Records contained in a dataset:
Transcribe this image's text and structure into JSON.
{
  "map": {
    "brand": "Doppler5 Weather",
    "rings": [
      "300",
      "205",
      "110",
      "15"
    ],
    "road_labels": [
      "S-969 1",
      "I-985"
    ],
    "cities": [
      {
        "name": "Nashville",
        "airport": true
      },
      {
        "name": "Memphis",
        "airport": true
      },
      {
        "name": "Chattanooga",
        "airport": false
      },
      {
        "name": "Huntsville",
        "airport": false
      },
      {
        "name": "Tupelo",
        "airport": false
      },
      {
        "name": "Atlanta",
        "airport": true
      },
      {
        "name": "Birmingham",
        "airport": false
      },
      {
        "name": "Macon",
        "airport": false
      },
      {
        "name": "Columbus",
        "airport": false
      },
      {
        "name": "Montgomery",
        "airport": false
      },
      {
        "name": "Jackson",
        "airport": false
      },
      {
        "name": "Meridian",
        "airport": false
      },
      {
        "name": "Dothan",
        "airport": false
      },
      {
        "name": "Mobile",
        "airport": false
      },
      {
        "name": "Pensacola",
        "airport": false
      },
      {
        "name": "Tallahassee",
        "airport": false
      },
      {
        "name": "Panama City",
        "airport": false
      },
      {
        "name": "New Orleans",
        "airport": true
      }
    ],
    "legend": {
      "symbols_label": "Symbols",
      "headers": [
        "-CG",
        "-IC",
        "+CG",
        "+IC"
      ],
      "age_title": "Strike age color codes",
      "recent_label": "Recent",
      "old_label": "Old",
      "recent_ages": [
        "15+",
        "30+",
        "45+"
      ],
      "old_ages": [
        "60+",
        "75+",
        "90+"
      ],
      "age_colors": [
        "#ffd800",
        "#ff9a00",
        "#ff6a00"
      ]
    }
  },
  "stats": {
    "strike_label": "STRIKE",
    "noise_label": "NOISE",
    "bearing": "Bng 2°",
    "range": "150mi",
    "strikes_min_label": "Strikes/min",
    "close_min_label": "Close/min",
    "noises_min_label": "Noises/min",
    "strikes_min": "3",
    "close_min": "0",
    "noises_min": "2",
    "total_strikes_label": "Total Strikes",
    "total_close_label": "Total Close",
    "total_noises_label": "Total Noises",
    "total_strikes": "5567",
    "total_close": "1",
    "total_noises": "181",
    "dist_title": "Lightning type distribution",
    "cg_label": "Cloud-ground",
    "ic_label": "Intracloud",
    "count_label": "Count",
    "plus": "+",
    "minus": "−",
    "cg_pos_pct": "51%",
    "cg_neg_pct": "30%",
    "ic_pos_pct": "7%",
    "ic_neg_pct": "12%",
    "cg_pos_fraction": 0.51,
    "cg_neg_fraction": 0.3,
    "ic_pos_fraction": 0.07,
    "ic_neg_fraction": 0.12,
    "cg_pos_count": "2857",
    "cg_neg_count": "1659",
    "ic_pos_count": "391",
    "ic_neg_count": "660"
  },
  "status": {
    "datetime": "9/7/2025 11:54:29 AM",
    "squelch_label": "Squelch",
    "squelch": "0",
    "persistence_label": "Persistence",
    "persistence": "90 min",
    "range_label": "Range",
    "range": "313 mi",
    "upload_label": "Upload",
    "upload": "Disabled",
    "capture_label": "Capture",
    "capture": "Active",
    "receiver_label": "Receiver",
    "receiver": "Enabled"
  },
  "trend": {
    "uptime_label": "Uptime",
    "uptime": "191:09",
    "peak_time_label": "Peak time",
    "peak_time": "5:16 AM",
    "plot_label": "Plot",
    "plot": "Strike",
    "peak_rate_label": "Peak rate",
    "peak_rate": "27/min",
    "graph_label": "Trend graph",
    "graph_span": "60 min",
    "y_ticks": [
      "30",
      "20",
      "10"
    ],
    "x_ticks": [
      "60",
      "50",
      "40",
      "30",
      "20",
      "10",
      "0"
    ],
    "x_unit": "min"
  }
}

WHAT YOU HAVE TO DO: Using the listing above, please repeat every entry exactly.

FINISHED EXERCISE:
Transcribe this image's text and structure into JSON.
{
  "map": {
    "brand": "Doppler5 Weather",
    "rings": [
      "300",
      "205",
      "110",
      "15"
    ],
    "road_labels": [
      "S-969 1",
      "I-985"
    ],
    "cities": [
      {
        "name": "Nashville",
        "airport": true
      },
      {
        "name": "Memphis",
        "airport": true
      },
      {
        "name": "Chattanooga",
        "airport": false
      },
      {
        "name": "Huntsville",
        "airport": false
      },
      {
        "name": "Tupelo",
        "airport": false
      },
      {
        "name": "Atlanta",
        "airport": true
      },
      {
        "name": "Birmingham",
        "airport": false
      },
      {
        "name": "Macon",
        "airport": false
      },
      {
        "name": "Columbus",
        "airport": false
      },
      {
        "name": "Montgomery",
        "airport": false
      },
      {
        "name": "Jackson",
        "airport": false
      },
      {
        "name": "Meridian",
        "airport": false
      },
      {
        "name": "Dothan",
        "airport": false
      },
      {
        "name": "Mobile",
        "airport": false
      },
      {
        "name": "Pensacola",
        "airport": false
      },
      {
        "name": "Tallahassee",
        "airport": false
      },
      {
        "name": "Panama City",
        "airport": false
      },
      {
        "name": "New Orleans",
        "airport": true
      }
    ],
    "legend": {
      "symbols_label": "Symbols",
      "headers": [
        "-CG",
        "-IC",
        "+CG",
        "+IC"
      ],
      "age_title": "Strike age color codes",
      "recent_label": "Recent",
      "old_label": "Old",
      "recent_ages": [
        "15+",
        "30+",
        "45+"
      ],
      "old_ages": [
        "60+",
        "75+",
        "90+"
      ],
      "age_colors": [
        "#ffd800",
        "#ff9a00",
        "#ff6a00"
      ]
    }
  },
  "stats": {
    "strike_label": "STRIKE",
    "noise_label": "NOISE",
    "bearing": "Bng 2°",
    "range": "150mi",
    "strikes_min_label": "Strikes/min",
    "close_min_label": "Close/min",
    "noises_min_label": "Noises/min",
    "strikes_min": "3",
    "close_min": "0",
    "noises_min": "2",
    "total_strikes_label": "Total Strikes",
    "total_close_label": "Total Close",
    "total_noises_label": "Total Noises",
    "total_strikes": "5567",
    "total_close": "1",
    "total_noises": "181",
    "dist_title": "Lightning type distribution",
    "cg_label": "Cloud-ground",
    "ic_label": "Intracloud",
    "count_label": "Count",
    "plus": "+",
    "minus": "−",
    "cg_pos_pct": "51%",
    "cg_neg_pct": "30%",
    "ic_pos_pct": "7%",
    "ic_neg_pct": "12%",
    "cg_pos_fraction": 0.51,
    "cg_neg_fraction": 0.3,
    "ic_pos_fraction": 0.07,
    "ic_neg_fraction": 0.12,
    "cg_pos_count": "2857",
    "cg_neg_count": "1659",
    "ic_pos_count": "391",
    "ic_neg_count": "660"
  },
  "status": {
    "datetime": "9/7/2025 11:54:29 AM",
    "squelch_label": "Squelch",
    "squelch": "0",
    "persistence_label": "Persistence",
    "persistence": "90 min",
    "range_label": "Range",
    "range": "313 mi",
    "upload_label": "Upload",
    "upload": "Disabled",
    "capture_label": "Capture",
    "capture": "Active",
    "receiver_label": "Receiver",
    "receiver": "Enabled"
  },
  "trend": {
    "uptime_label": "Uptime",
    "uptime": "191:09",
    "peak_time_label": "Peak time",
    "peak_time": "5:16 AM",
    "plot_label": "Plot",
    "plot": "Strike",
    "peak_rate_label": "Peak rate",
    "peak_rate": "27/min",
    "graph_label": "Trend graph",
    "graph_span": "60 min",
    "y_ticks": [
      "30",
      "20",
      "10"
    ],
    "x_ticks": [
      "60",
      "50",
      "40",
      "30",
      "20",
      "10",
      "0"
    ],
    "x_unit": "min"
  }
}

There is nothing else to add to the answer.